▸ **Excerpted text**:
Microsoft, Groove collaborate on integration kit

Microsoft Corp.'s $51 million investment in Groove Networks Inc. will bear more fruit this fall with the release of an integration kit that aims to help users collaborate on team projects.

The companies announced yesterday that Groove's flagship Workspace product is being integrated with Microsoft's SharePoint Team Services, a server-based technology that's being built into a variety of Microsoft products to facilitate collaboration through a team Web site. The SharePoint technology was first made available as a server extension to Microsoft's FrontPage Web authoring tool, and plans call for it to be part of the Windows server operating system by the middle of next year, said SharePoint product manager Trina Seinfeld.

Groove's integration kit, which is expected to be released this fall, will permit users to work off-line and then automatically synchronize their work to the team Web site when they return to a connected state. It also aims to allow users to work securely across company firewalls, so that workers from one company could collaborate with employees from another company. But they must both be running the 24MB Groove Workspace client, said Richard Eckel, a spokesman for Beverly, Mass.,-based Groove.

The standard edition of the Groove Workspace client sells for $49, and the professional edition costs $99. Eckel said it has yet to be determined if there will be a charge for the SharePoint Team Services/Groove Workspace integration kit.

Eckel said that Groove, working with Microsoft, wrote directly to the SharePoint Team Services application programming interfaces (API) to create the code that permits the creation of a one-to-one image of the entire team Web site.

▸ **Data extracts**:
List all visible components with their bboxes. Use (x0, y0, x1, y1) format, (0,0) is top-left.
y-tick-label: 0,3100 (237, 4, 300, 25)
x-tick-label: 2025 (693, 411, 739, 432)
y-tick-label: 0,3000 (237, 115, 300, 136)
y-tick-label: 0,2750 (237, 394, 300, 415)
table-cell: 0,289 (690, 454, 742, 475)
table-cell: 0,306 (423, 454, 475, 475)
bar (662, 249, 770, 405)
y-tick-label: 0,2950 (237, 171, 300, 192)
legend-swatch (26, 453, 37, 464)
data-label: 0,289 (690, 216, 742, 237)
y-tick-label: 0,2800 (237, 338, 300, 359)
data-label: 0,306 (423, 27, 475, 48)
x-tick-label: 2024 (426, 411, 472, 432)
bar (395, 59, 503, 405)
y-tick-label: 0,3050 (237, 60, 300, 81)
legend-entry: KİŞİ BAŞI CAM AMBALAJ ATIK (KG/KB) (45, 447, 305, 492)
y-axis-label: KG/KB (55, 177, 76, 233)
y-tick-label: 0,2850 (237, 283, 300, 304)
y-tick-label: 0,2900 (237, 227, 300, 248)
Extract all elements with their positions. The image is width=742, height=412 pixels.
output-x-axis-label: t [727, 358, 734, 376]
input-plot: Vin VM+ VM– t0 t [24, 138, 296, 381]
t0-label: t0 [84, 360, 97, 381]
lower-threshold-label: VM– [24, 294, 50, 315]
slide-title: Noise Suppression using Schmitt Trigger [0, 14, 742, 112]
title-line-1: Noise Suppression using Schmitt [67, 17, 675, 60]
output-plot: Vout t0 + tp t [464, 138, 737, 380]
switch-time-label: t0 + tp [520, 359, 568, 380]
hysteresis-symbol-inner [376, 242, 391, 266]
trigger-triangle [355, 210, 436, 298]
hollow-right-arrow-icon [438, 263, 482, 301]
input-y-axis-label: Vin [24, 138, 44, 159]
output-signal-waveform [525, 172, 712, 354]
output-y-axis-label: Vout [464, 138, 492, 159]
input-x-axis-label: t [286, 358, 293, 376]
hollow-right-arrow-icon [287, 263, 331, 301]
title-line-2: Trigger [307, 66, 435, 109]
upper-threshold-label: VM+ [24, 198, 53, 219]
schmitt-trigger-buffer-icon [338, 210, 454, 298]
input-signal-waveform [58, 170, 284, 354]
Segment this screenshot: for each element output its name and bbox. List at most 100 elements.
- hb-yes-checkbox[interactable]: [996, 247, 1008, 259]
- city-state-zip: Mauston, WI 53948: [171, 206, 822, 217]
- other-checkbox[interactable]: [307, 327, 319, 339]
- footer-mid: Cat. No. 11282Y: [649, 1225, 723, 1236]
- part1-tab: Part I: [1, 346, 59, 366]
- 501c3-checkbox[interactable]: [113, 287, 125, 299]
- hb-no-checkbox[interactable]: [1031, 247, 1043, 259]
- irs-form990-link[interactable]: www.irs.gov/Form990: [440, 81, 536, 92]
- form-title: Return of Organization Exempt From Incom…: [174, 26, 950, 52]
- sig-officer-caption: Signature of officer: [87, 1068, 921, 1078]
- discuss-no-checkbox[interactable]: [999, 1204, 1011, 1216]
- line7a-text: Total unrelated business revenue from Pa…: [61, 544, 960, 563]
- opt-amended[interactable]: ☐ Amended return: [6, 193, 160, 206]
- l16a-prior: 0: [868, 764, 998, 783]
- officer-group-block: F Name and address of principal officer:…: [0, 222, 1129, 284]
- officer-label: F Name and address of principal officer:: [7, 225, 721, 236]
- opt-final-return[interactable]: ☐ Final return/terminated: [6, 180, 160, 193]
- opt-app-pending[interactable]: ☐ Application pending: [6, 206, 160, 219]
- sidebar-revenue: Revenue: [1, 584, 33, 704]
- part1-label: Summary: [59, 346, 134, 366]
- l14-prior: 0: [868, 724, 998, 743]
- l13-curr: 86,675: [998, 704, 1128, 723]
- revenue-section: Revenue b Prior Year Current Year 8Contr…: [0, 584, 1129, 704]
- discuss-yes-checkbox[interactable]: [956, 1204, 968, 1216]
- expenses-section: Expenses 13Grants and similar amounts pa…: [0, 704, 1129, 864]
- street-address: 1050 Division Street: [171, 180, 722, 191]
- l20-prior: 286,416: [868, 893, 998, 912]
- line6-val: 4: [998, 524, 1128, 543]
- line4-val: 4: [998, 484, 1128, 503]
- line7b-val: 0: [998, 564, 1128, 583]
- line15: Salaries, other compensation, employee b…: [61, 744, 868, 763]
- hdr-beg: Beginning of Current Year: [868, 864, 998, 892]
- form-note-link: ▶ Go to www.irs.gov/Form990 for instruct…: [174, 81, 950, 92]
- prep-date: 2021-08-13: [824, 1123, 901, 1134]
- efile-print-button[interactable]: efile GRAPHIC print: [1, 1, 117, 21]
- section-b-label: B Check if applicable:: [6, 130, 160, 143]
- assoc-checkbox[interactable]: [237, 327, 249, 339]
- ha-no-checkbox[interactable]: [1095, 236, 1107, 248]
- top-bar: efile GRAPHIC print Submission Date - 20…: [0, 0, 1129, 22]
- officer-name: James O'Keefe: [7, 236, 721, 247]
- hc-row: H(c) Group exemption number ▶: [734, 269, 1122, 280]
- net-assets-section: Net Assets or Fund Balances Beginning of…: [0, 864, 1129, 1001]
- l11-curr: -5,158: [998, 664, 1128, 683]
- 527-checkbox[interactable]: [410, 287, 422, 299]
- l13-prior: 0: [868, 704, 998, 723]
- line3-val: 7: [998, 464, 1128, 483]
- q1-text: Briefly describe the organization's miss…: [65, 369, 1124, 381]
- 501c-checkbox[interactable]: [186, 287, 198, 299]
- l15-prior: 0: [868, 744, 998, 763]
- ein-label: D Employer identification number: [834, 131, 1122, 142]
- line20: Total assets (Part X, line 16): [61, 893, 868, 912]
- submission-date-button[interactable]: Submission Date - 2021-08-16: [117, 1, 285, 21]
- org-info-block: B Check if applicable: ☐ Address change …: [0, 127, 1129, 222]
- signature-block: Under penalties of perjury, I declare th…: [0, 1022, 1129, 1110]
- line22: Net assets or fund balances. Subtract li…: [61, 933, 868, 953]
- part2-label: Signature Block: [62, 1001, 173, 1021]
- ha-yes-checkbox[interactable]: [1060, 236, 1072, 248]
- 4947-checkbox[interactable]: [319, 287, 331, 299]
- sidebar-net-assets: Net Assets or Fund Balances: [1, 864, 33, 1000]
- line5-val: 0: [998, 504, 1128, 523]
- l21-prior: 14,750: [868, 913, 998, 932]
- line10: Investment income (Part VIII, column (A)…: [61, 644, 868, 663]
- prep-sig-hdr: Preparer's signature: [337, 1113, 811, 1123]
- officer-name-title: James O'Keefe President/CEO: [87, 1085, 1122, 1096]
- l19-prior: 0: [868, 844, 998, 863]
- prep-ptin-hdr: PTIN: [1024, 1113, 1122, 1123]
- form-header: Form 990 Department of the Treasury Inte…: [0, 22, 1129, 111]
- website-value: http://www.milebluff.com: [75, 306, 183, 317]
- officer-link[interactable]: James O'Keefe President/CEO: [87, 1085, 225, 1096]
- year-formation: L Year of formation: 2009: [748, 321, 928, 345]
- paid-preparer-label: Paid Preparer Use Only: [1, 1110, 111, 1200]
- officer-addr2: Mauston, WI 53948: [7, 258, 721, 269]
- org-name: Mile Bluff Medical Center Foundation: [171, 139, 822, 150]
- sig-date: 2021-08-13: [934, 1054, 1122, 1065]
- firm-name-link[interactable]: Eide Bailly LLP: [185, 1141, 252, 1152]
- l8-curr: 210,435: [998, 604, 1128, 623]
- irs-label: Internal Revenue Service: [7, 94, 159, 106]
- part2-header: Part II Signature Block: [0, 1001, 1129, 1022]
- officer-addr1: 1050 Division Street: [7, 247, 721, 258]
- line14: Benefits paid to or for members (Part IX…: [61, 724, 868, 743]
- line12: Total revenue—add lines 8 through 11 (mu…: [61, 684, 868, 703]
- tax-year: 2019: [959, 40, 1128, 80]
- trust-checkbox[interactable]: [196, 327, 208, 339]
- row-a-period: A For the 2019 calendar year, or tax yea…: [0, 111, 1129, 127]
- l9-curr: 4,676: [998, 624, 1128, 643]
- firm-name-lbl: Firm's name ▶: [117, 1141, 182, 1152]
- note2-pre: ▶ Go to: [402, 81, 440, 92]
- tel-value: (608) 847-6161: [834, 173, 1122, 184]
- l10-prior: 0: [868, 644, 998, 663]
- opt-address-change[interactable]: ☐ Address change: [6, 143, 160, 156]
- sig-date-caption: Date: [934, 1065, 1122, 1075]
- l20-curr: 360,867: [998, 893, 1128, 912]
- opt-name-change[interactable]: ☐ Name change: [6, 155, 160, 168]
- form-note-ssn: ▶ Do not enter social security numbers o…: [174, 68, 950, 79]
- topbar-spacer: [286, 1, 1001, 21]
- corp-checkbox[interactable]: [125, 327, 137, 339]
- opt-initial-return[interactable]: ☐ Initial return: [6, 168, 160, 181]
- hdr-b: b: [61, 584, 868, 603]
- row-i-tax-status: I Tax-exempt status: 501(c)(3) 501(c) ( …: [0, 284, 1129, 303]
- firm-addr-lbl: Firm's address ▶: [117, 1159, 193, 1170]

▸ **Exercise instructions**:
A. List every dollar amount in the Groove integration article, along with what each one refers to.
B. According to the Groove integration article, why did Groove, working with Microsoft, write directly to the SharePoint Team Services application programming interfaces? Answer in one to three sentences.
C. Carry on writing the Groove integration article from the point where it stops.
The material comes from a separate source and has no connection to the text on the Microsoft and Groove integration kit.

▸ **Activity answers**:
A.
- $51 million: Microsoft Corp.'s investment in Groove Networks Inc.
- $49: the standard edition of the Groove Workspace client
- $99: the professional edition of the Groove Workspace client

B. Groove wrote directly to those interfaces to create the code that allows a one-to-one image of the entire team Web site to be made.

C.
"They're absolutely a dynamic duo. It's a wonderful product match, and they have very complementary capabilities," said Bruce Temkin, an analyst at Forrester Research Inc. in Cambridge, Mass. "But the announcement is ho-hum. It represents almost no commitment on Microsoft's part. The announcement represents some development work that Groove did with some support from Microsoft."

Temkin said that Microsoft has yet to make a commitment to the marketing and sales of the joint product. He labeled the announcement as a "toe dip," adding that "Microsoft ought to incorporate the basic technology into the SharePoint platform."

"At this point, it will only be of interest to people who have committed to Groove and are looking to also tie into SharePoint," he said. "If they have not committed to Groove yet, it has very little impact to them."

Seinfeld said there are many different groups within Microsoft talking to Groove about its peer-to-peer capabilities. "I think you will see more and more ways we're working together with Groove," she predicted.

She added that Microsoft worked with Groove to test the product and make sure developers were writing to the correct APIs. She said the company is also making customers and its field sales personnel aware of the integration kit.

"We encourage partners like Groove to develop on top of our platform," Seinfeld said.